What needs to be done. In the forum text below, what real time did the C code using naive reference counting take to run?

Jon Harrop said:
Let's do a single-threaded benchmark first.
Symbolic rewriting would make a good benchmark. Here is one:
http://www.lambdassociates.org/studies/study10.htm
Try implementing this using reference counting and we can see how it
compares (probably on a trickier rewrite). Replace the arbitrary-precision
ints with doubles.
The (old) machine I read news on is not nearly so powerful as Mark's
so for reference here's the time for a slightly modified version[1] of
the O'Caml code :-
$ ocamlopt -v
The Objective Caml native-code compiler, version 3.08.2
Standard library directory: /usr/lib/ocaml/3.08
$ ocamlopt simplify.ml -o simplify
$ time ./simplify
Took 5.020000s
real 0m5.137s
user 0m5.021s
sys 0m0.005s
Now for C code that uses naive reference counting :-
$ cc -v
Reading specs from /usr/lib/gcc-lib/i486-linux/3.3.5/specs
Configured with: ../src/configure -v --enable-languages=c,c++,java,f77,pascal,objc,ada,treelang --prefix=/usr --mandir=/usr/share/man --infodir=/usr/share/info --with-gxx-include-dir=/usr/include/c++/3.3 --enable-shared --with-system-zlib --enable-nls --without-included-gettext --enable-__cxa_atexit --enable-clocale=gnu --enable-debug --enable-java-gc=boehm --enable-java-awt=xlib --enable-objc-gc i486-linux
Thread model: posix
gcc version 3.3.5 (Debian 1:3.3.5-8ubuntu2.1)
$ cc -O3 -Wall simplify.c -o simplify
$ time ./simplify
real 0m16.757s
user 0m16.553s
sys 0m0.003s
$
That's over 3x slower than O'Caml so O'Caml/GC is the winner, right?
We'll if your only choice is O'Caml or (naive) reference counting for
this problem then yes. However, there are other approaches. For
example, the following is the time for C code that uses a hand-coded
version of what a sufficiently smart compiler that implemented
linear/unique types could produce :-
$ time ./simplify
real 0m2.812s
user 0m2.751s
sys 0m0.002s
So on my machine naive reference counting is 3x slower than O'Caml GC
but the linear version is 2x faster than O'Caml. Should we conclude
that (O'Caml) GC and naive reference counting both suck?

Data shown.
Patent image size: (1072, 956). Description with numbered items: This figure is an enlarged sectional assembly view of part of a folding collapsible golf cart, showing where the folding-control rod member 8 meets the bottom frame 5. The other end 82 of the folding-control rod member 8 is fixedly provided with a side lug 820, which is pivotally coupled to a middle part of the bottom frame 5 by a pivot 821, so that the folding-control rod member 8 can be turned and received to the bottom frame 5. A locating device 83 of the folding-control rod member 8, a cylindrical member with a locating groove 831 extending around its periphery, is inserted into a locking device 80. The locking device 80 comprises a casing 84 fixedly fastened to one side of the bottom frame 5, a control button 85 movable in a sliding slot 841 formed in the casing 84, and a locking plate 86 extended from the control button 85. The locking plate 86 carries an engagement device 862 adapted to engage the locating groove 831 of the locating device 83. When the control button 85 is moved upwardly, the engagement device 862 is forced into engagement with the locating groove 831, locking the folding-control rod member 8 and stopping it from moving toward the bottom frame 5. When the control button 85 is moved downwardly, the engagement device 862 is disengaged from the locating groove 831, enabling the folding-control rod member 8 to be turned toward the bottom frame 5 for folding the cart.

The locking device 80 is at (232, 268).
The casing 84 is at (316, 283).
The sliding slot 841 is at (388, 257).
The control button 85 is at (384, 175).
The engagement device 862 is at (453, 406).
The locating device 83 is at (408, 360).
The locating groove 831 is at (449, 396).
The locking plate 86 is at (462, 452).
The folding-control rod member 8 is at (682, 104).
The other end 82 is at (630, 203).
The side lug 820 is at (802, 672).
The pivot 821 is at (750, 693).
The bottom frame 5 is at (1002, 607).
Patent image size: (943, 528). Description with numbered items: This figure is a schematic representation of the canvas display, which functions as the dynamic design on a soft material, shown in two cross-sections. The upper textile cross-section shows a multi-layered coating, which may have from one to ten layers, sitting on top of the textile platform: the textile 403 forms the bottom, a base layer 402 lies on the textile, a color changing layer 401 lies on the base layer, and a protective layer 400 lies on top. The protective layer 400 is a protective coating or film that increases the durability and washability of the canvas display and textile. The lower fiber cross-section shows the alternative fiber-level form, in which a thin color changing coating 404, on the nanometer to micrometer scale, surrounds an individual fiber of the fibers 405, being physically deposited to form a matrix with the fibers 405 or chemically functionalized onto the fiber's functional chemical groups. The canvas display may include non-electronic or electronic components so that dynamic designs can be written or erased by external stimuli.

Result. 0m16.757s